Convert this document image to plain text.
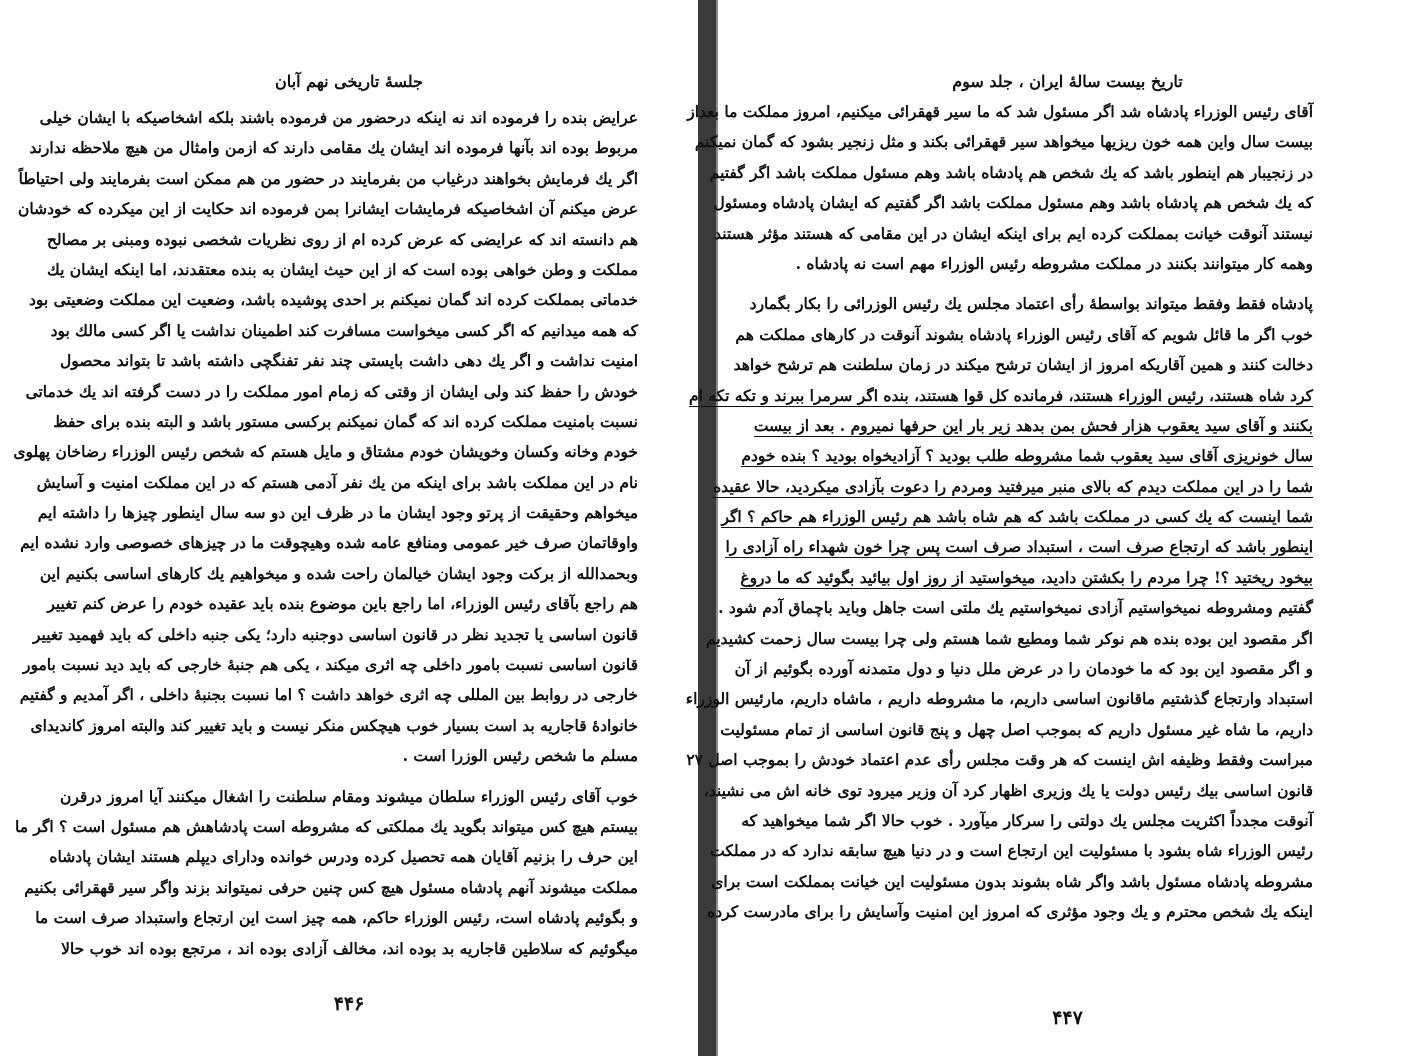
جلسهٔ تاریخی نهم آبان
عرایض بنده را فرموده اند نه اینکه درحضور من فرموده باشند بلکه اشخاصیکه با ایشان خیلی
مربوط بوده اند بآنها فرموده اند ایشان یك مقامی دارند که ازمن وامثال من هیچ ملاحظه ندارند
اگر یك فرمایش بخواهند درغیاب من بفرمایند در حضور من هم ممکن است بفرمایند ولی احتیاطاً
عرض میکنم آن اشخاصیکه فرمایشات ایشانرا بمن فرموده اند حکایت از این میکرده که خودشان
هم دانسته اند که عرایضی که عرض کرده ام از روی نظریات شخصی نبوده ومبنی بر مصالح
مملکت و وطن خواهی بوده است که از این حیث ایشان به بنده معتقدند، اما اینکه ایشان یك
خدماتی بمملکت کرده اند گمان نمیکنم بر احدی پوشیده باشد، وضعیت این مملکت وضعیتی بود
که همه میدانیم که اگر کسی میخواست مسافرت کند اطمینان نداشت یا اگر کسی مالك بود
امنیت نداشت و اگر یك دهی داشت بایستی چند نفر تفنگچی داشته باشد تا بتواند محصول
خودش را حفظ کند ولی ایشان از وقتی که زمام امور مملکت را در دست گرفته اند یك خدماتی
نسبت بامنیت مملکت کرده اند که گمان نمیکنم برکسی مستور باشد و البته بنده برای حفظ
خودم وخانه وکسان وخویشان خودم مشتاق و مایل هستم که شخص رئیس الوزراء رضاخان پهلوی
نام در این مملکت باشد برای اینکه من یك نفر آدمی هستم که در این مملکت امنیت و آسایش
میخواهم وحقیقت از پرتو وجود ایشان ما در ظرف این دو سه سال اینطور چیزها را داشته ایم
واوقاتمان صرف خیر عمومی ومنافع عامه شده وهیچوقت ما در چیزهای خصوصی وارد نشده ایم
وبحمدالله از برکت وجود ایشان خیالمان راحت شده و میخواهیم یك کارهای اساسی بکنیم این
هم راجع بآقای رئیس الوزراء، اما راجع باین موضوع بنده باید عقیده خودم را عرض کنم تغییر
قانون اساسی یا تجدید نظر در قانون اساسی دوجنبه دارد؛ یکی جنبه داخلی که باید فهمید تغییر
قانون اساسی نسبت بامور داخلی چه اثری میکند ، یکی هم جنبهٔ خارجی که باید دید نسبت بامور
خارجی در روابط بین المللی چه اثری خواهد داشت ؟ اما نسبت بجنبهٔ داخلی ، اگر آمدیم و گفتیم
خانوادهٔ قاجاریه بد است بسیار خوب هیچکس منکر نیست و باید تغییر کند والبته امروز کاندیدای
مسلم ما شخص رئیس الوزرا است .
خوب آقای رئیس الوزراء سلطان میشوند ومقام سلطنت را اشغال میکنند آیا امروز درقرن
بیستم هیچ کس میتواند بگوید یك مملکتی که مشروطه است پادشاهش هم مسئول است ؟ اگر ما
این حرف را بزنیم آقایان همه تحصیل کرده ودرس خوانده ودارای دیپلم هستند ایشان پادشاه
مملکت میشوند آنهم پادشاه مسئول هیچ کس چنین حرفی نمیتواند بزند واگر سیر قهقرائی بکنیم
و بگوئیم پادشاه است، رئیس الوزراء حاکم، همه چیز است این ارتجاع واستبداد صرف است ما
میگوئیم که سلاطین قاجاریه بد بوده اند، مخالف آزادی بوده اند ، مرتجع بوده اند خوب حالا
۴۴۶
تاریخ بیست سالهٔ ایران ، جلد سوم
آقای رئیس الوزراء پادشاه شد اگر مسئول شد که ما سیر قهقرائی میکنیم، امروز مملکت ما بعداز
بیست سال واین همه خون ریزیها میخواهد سیر قهقرائی بکند و مثل زنجیر بشود که گمان نمیکنم
در زنجیبار هم اینطور باشد که یك شخص هم پادشاه باشد وهم مسئول مملکت باشد اگر گفتیم
که یك شخص هم پادشاه باشد وهم مسئول مملکت باشد اگر گفتیم که ایشان پادشاه ومسئول
نیستند آنوقت خیانت بمملکت کرده ایم برای اینکه ایشان در این مقامی که هستند مؤثر هستند
وهمه کار میتوانند بکنند در مملکت مشروطه رئیس الوزراء مهم است نه پادشاه .
پادشاه فقط وفقط میتواند بواسطهٔ رأی اعتماد مجلس یك رئیس الوزرائی را بکار بگمارد
خوب اگر ما قائل شویم که آقای رئیس الوزراء پادشاه بشوند آنوقت در کارهای مملکت هم
دخالت کنند و همین آقاریکه امروز از ایشان ترشح میکند در زمان سلطنت هم ترشح خواهد
کرد شاه هستند، رئیس الوزراء هستند، فرمانده کل قوا هستند، بنده اگر سرمرا ببرند و تکه تکه ام
بکنند و آقای سید یعقوب هزار فحش بمن بدهد زیر بار این حرفها نمیروم . بعد از بیست
سال خونریزی آقای سید یعقوب شما مشروطه طلب بودید ؟ آزادیخواه بودید ؟ بنده خودم
شما را در این مملکت دیدم که بالای منبر میرفتید ومردم را دعوت بآزادی میکردید، حالا عقیده
شما اینست که یك کسی در مملکت باشد که هم شاه باشد هم رئیس الوزراء هم حاکم ؟ اگر
اینطور باشد که ارتجاع صرف است ، استبداد صرف است پس چرا خون شهداء راه آزادی را
بیخود ریختید ؟! چرا مردم را بکشتن دادید، میخواستید از روز اول بیائید بگوئید که ما دروغ
گفتیم ومشروطه نمیخواستیم آزادی نمیخواستیم یك ملتی است جاهل وباید باچماق آدم شود .
اگر مقصود این بوده بنده هم نوکر شما ومطیع شما هستم ولی چرا بیست سال زحمت کشیدیم
و اگر مقصود این بود که ما خودمان را در عرض ملل دنیا و دول متمدنه آورده بگوئیم از آن
استبداد وارتجاع گذشتیم ماقانون اساسی داریم، ما مشروطه داریم ، ماشاه داریم، مارئیس الوزراء
داریم، ما شاه غیر مسئول داریم که بموجب اصل چهل و پنج قانون اساسی از تمام مسئولیت
مبراست وفقط وظیفه اش اینست که هر وقت مجلس رأی عدم اعتماد خودش را بموجب اصل ۲۷
قانون اساسی بیك رئیس دولت یا یك وزیری اظهار کرد آن وزیر میرود توی خانه اش می نشیند،
آنوقت مجدداً اکثریت مجلس یك دولتی را سرکار میآورد . خوب حالا اگر شما میخواهید که
رئیس الوزراء شاه بشود با مسئولیت این ارتجاع است و در دنیا هیچ سابقه ندارد که در مملکت
مشروطه پادشاه مسئول باشد واگر شاه بشوند بدون مسئولیت این خیانت بمملکت است برای
اینکه یك شخص محترم و یك وجود مؤثری که امروز این امنیت وآسایش را برای مادرست کرده
۴۴۷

▶ **GIVEN PROBLEM**: Repeat the entries exactly. Pictures are excluded from the copy.

▶ **WRITTEN RESPONSE**:
Convert this document image to plain text.
جلسهٔ تاریخی نهم آبان
عرایض بنده را فرموده اند نه اینکه درحضور من فرموده باشند بلکه اشخاصیکه با ایشان خیلی
مربوط بوده اند بآنها فرموده اند ایشان یك مقامی دارند که ازمن وامثال من هیچ ملاحظه ندارند
اگر یك فرمایش بخواهند درغیاب من بفرمایند در حضور من هم ممکن است بفرمایند ولی احتیاطاً
عرض میکنم آن اشخاصیکه فرمایشات ایشانرا بمن فرموده اند حکایت از این میکرده که خودشان
هم دانسته اند که عرایضی که عرض کرده ام از روی نظریات شخصی نبوده ومبنی بر مصالح
مملکت و وطن خواهی بوده است که از این حیث ایشان به بنده معتقدند، اما اینکه ایشان یك
خدماتی بمملکت کرده اند گمان نمیکنم بر احدی پوشیده باشد، وضعیت این مملکت وضعیتی بود
که همه میدانیم که اگر کسی میخواست مسافرت کند اطمینان نداشت یا اگر کسی مالك بود
امنیت نداشت و اگر یك دهی داشت بایستی چند نفر تفنگچی داشته باشد تا بتواند محصول
خودش را حفظ کند ولی ایشان از وقتی که زمام امور مملکت را در دست گرفته اند یك خدماتی
نسبت بامنیت مملکت کرده اند که گمان نمیکنم برکسی مستور باشد و البته بنده برای حفظ
خودم وخانه وکسان وخویشان خودم مشتاق و مایل هستم که شخص رئیس الوزراء رضاخان پهلوی
نام در این مملکت باشد برای اینکه من یك نفر آدمی هستم که در این مملکت امنیت و آسایش
میخواهم وحقیقت از پرتو وجود ایشان ما در ظرف این دو سه سال اینطور چیزها را داشته ایم
واوقاتمان صرف خیر عمومی ومنافع عامه شده وهیچوقت ما در چیزهای خصوصی وارد نشده ایم
وبحمدالله از برکت وجود ایشان خیالمان راحت شده و میخواهیم یك کارهای اساسی بکنیم این
هم راجع بآقای رئیس الوزراء، اما راجع باین موضوع بنده باید عقیده خودم را عرض کنم تغییر
قانون اساسی یا تجدید نظر در قانون اساسی دوجنبه دارد؛ یکی جنبه داخلی که باید فهمید تغییر
قانون اساسی نسبت بامور داخلی چه اثری میکند ، یکی هم جنبهٔ خارجی که باید دید نسبت بامور
خارجی در روابط بین المللی چه اثری خواهد داشت ؟ اما نسبت بجنبهٔ داخلی ، اگر آمدیم و گفتیم
خانوادهٔ قاجاریه بد است بسیار خوب هیچکس منکر نیست و باید تغییر کند والبته امروز کاندیدای
مسلم ما شخص رئیس الوزرا است .
خوب آقای رئیس الوزراء سلطان میشوند ومقام سلطنت را اشغال میکنند آیا امروز درقرن
بیستم هیچ کس میتواند بگوید یك مملکتی که مشروطه است پادشاهش هم مسئول است ؟ اگر ما
این حرف را بزنیم آقایان همه تحصیل کرده ودرس خوانده ودارای دیپلم هستند ایشان پادشاه
مملکت میشوند آنهم پادشاه مسئول هیچ کس چنین حرفی نمیتواند بزند واگر سیر قهقرائی بکنیم
و بگوئیم پادشاه است، رئیس الوزراء حاکم، همه چیز است این ارتجاع واستبداد صرف است ما
میگوئیم که سلاطین قاجاریه بد بوده اند، مخالف آزادی بوده اند ، مرتجع بوده اند خوب حالا
۴۴۶
تاریخ بیست سالهٔ ایران ، جلد سوم
آقای رئیس الوزراء پادشاه شد اگر مسئول شد که ما سیر قهقرائی میکنیم، امروز مملکت ما بعداز
بیست سال واین همه خون ریزیها میخواهد سیر قهقرائی بکند و مثل زنجیر بشود که گمان نمیکنم
در زنجیبار هم اینطور باشد که یك شخص هم پادشاه باشد وهم مسئول مملکت باشد اگر گفتیم
که یك شخص هم پادشاه باشد وهم مسئول مملکت باشد اگر گفتیم که ایشان پادشاه ومسئول
نیستند آنوقت خیانت بمملکت کرده ایم برای اینکه ایشان در این مقامی که هستند مؤثر هستند
وهمه کار میتوانند بکنند در مملکت مشروطه رئیس الوزراء مهم است نه پادشاه .
پادشاه فقط وفقط میتواند بواسطهٔ رأی اعتماد مجلس یك رئیس الوزرائی را بکار بگمارد
خوب اگر ما قائل شویم که آقای رئیس الوزراء پادشاه بشوند آنوقت در کارهای مملکت هم
دخالت کنند و همین آقاریکه امروز از ایشان ترشح میکند در زمان سلطنت هم ترشح خواهد
کرد شاه هستند، رئیس الوزراء هستند، فرمانده کل قوا هستند، بنده اگر سرمرا ببرند و تکه تکه ام
بکنند و آقای سید یعقوب هزار فحش بمن بدهد زیر بار این حرفها نمیروم . بعد از بیست
سال خونریزی آقای سید یعقوب شما مشروطه طلب بودید ؟ آزادیخواه بودید ؟ بنده خودم
شما را در این مملکت دیدم که بالای منبر میرفتید ومردم را دعوت بآزادی میکردید، حالا عقیده
شما اینست که یك کسی در مملکت باشد که هم شاه باشد هم رئیس الوزراء هم حاکم ؟ اگر
اینطور باشد که ارتجاع صرف است ، استبداد صرف است پس چرا خون شهداء راه آزادی را
بیخود ریختید ؟! چرا مردم را بکشتن دادید، میخواستید از روز اول بیائید بگوئید که ما دروغ
گفتیم ومشروطه نمیخواستیم آزادی نمیخواستیم یك ملتی است جاهل وباید باچماق آدم شود .
اگر مقصود این بوده بنده هم نوکر شما ومطیع شما هستم ولی چرا بیست سال زحمت کشیدیم
و اگر مقصود این بود که ما خودمان را در عرض ملل دنیا و دول متمدنه آورده بگوئیم از آن
استبداد وارتجاع گذشتیم ماقانون اساسی داریم، ما مشروطه داریم ، ماشاه داریم، مارئیس الوزراء
داریم، ما شاه غیر مسئول داریم که بموجب اصل چهل و پنج قانون اساسی از تمام مسئولیت
مبراست وفقط وظیفه اش اینست که هر وقت مجلس رأی عدم اعتماد خودش را بموجب اصل ۲۷
قانون اساسی بیك رئیس دولت یا یك وزیری اظهار کرد آن وزیر میرود توی خانه اش می نشیند،
آنوقت مجدداً اکثریت مجلس یك دولتی را سرکار میآورد . خوب حالا اگر شما میخواهید که
رئیس الوزراء شاه بشود با مسئولیت این ارتجاع است و در دنیا هیچ سابقه ندارد که در مملکت
مشروطه پادشاه مسئول باشد واگر شاه بشوند بدون مسئولیت این خیانت بمملکت است برای
اینکه یك شخص محترم و یك وجود مؤثری که امروز این امنیت وآسایش را برای مادرست کرده
۴۴۷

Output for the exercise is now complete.